Aim of the exercise:
Find the lines holding the word "испытаний" and collect them.

Input:
--- begin ---
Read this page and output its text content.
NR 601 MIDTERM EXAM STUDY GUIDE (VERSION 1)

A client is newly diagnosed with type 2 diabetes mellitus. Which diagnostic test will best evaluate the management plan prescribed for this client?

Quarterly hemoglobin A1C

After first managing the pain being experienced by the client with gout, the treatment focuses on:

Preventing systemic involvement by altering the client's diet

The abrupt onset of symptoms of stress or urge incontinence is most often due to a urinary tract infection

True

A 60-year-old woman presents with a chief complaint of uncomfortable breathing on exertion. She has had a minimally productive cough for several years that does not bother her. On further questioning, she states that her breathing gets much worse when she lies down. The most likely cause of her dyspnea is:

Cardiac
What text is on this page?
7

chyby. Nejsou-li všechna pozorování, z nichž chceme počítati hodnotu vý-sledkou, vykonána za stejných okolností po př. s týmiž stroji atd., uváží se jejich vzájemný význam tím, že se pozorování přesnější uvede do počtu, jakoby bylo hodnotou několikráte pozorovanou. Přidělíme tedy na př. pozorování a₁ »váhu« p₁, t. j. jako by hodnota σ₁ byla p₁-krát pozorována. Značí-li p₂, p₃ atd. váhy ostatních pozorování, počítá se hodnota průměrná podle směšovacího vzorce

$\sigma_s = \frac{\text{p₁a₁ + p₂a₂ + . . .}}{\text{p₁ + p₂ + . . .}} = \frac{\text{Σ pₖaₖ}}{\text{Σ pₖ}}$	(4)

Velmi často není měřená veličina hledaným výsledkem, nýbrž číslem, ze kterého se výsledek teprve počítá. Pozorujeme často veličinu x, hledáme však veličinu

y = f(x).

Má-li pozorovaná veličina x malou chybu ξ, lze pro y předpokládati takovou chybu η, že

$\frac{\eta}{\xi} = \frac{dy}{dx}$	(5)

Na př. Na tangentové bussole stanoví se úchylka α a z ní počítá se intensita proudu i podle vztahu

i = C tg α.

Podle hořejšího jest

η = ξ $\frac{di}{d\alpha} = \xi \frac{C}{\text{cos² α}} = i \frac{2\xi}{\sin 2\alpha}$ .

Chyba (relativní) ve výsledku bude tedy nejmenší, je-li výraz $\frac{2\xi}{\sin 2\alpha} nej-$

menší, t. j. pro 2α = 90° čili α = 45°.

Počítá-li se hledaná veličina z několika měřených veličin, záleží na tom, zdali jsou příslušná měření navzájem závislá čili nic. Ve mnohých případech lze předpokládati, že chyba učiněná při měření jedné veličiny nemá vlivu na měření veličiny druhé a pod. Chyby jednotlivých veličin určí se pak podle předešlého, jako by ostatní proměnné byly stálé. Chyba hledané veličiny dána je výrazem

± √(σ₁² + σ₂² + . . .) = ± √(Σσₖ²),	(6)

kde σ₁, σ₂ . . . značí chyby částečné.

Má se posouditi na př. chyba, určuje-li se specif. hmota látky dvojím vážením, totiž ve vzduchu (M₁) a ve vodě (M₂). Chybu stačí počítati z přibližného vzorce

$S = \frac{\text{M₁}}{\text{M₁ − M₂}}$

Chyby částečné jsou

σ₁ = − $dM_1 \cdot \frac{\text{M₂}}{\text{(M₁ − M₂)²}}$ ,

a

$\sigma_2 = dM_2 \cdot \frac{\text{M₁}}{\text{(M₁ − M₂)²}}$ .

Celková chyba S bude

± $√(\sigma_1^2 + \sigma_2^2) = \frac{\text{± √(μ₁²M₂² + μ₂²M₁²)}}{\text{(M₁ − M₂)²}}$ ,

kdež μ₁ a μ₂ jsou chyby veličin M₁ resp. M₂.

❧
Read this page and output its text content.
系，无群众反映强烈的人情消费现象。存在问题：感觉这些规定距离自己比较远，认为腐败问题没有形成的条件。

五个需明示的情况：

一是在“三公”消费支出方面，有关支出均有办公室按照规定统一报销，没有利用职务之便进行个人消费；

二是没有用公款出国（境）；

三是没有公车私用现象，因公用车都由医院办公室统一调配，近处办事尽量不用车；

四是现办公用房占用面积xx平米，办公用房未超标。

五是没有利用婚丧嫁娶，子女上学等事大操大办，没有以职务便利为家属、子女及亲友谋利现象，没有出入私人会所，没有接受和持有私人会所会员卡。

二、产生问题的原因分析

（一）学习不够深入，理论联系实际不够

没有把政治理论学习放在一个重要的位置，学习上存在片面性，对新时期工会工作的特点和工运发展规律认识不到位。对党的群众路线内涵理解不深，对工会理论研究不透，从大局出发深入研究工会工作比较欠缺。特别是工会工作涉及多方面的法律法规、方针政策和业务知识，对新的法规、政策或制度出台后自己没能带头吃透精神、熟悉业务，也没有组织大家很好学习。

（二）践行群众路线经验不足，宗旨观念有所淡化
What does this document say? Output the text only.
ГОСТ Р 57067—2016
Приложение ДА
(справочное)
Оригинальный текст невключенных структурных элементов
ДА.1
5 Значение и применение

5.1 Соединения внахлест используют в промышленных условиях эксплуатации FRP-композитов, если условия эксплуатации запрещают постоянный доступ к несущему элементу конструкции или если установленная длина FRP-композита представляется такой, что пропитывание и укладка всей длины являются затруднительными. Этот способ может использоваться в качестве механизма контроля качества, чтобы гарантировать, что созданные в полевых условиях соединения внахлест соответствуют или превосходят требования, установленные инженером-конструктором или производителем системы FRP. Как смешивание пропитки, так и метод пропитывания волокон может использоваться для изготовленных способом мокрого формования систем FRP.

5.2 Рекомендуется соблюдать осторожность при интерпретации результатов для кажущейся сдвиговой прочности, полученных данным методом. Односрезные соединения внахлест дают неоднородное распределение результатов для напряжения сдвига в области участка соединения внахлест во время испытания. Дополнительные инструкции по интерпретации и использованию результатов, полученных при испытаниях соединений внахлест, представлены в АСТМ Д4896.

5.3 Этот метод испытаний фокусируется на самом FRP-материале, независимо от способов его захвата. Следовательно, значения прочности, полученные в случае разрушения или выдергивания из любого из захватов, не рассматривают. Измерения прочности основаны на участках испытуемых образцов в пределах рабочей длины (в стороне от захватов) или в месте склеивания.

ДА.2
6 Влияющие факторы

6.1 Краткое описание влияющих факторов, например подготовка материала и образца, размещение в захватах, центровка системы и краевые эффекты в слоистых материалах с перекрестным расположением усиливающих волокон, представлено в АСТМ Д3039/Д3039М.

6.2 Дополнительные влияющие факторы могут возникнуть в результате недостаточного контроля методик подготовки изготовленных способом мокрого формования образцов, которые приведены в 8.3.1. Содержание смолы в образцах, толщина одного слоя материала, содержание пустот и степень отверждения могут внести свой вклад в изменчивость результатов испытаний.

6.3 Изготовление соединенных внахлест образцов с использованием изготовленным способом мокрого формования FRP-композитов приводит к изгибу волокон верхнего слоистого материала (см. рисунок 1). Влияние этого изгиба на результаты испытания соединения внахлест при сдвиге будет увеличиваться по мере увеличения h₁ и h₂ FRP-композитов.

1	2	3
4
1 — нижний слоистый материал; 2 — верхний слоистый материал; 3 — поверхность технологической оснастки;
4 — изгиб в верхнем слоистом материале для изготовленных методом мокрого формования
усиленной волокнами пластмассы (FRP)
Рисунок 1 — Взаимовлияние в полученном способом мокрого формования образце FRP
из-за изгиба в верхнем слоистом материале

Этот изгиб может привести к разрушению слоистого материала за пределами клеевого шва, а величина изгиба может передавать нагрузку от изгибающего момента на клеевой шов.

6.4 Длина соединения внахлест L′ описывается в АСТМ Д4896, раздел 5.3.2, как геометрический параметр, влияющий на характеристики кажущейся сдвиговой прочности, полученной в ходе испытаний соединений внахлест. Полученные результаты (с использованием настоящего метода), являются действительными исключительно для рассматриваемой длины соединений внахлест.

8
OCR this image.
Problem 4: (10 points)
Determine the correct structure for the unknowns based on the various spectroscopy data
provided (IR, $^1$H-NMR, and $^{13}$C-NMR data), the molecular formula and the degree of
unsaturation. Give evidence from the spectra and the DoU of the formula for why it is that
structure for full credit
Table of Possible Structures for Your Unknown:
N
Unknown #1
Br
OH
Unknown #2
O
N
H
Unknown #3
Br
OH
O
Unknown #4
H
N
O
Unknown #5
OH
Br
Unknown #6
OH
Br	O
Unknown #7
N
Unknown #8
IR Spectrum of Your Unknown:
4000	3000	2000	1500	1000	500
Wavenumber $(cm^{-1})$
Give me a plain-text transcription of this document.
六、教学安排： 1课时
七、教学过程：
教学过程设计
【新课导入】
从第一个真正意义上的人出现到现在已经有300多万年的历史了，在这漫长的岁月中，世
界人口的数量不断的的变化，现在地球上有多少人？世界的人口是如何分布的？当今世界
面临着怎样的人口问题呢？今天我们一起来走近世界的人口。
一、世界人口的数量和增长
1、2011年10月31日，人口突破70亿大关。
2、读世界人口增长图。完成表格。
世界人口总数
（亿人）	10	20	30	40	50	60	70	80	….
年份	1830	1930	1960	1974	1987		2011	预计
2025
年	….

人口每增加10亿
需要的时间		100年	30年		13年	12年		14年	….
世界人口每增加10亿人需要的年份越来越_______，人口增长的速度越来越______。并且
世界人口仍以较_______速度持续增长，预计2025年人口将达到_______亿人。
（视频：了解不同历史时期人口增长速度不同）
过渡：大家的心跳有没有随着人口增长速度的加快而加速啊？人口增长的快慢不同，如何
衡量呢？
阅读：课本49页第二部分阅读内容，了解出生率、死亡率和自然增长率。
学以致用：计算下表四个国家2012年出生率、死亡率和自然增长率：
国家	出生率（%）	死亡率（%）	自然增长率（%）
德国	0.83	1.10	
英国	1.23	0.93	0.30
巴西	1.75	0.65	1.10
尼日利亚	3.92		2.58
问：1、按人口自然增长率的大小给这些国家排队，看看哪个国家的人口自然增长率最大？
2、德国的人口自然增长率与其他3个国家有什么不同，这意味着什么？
--- end ---
Solution to this problem:
5.3 Этот метод испытаний фокусируется на самом FRP-материале, независимо от способов его захвата. Следовательно, значения прочности, полученные в случае разрушения или выдергивания из любого из захватов, не рассматривают. Измерения прочности основаны на участках испытуемых образцов в пределах рабочей длины (в стороне от захватов) или в месте склеивания.
6.2 Дополнительные влияющие факторы могут возникнуть в результате недостаточного контроля методик подготовки изготовленных способом мокрого формования образцов, которые приведены в 8.3.1. Содержание смолы в образцах, толщина одного слоя материала, содержание пустот и степень отверждения могут внести свой вклад в изменчивость результатов испытаний.
6.4 Длина соединения внахлест L′ описывается в АСТМ Д4896, раздел 5.3.2, как геометрический параметр, влияющий на характеристики кажущейся сдвиговой прочности, полученной в ходе испытаний соединений внахлест. Полученные результаты (с использованием настоящего метода), являются действительными исключительно для рассматриваемой длины соединений внахлест.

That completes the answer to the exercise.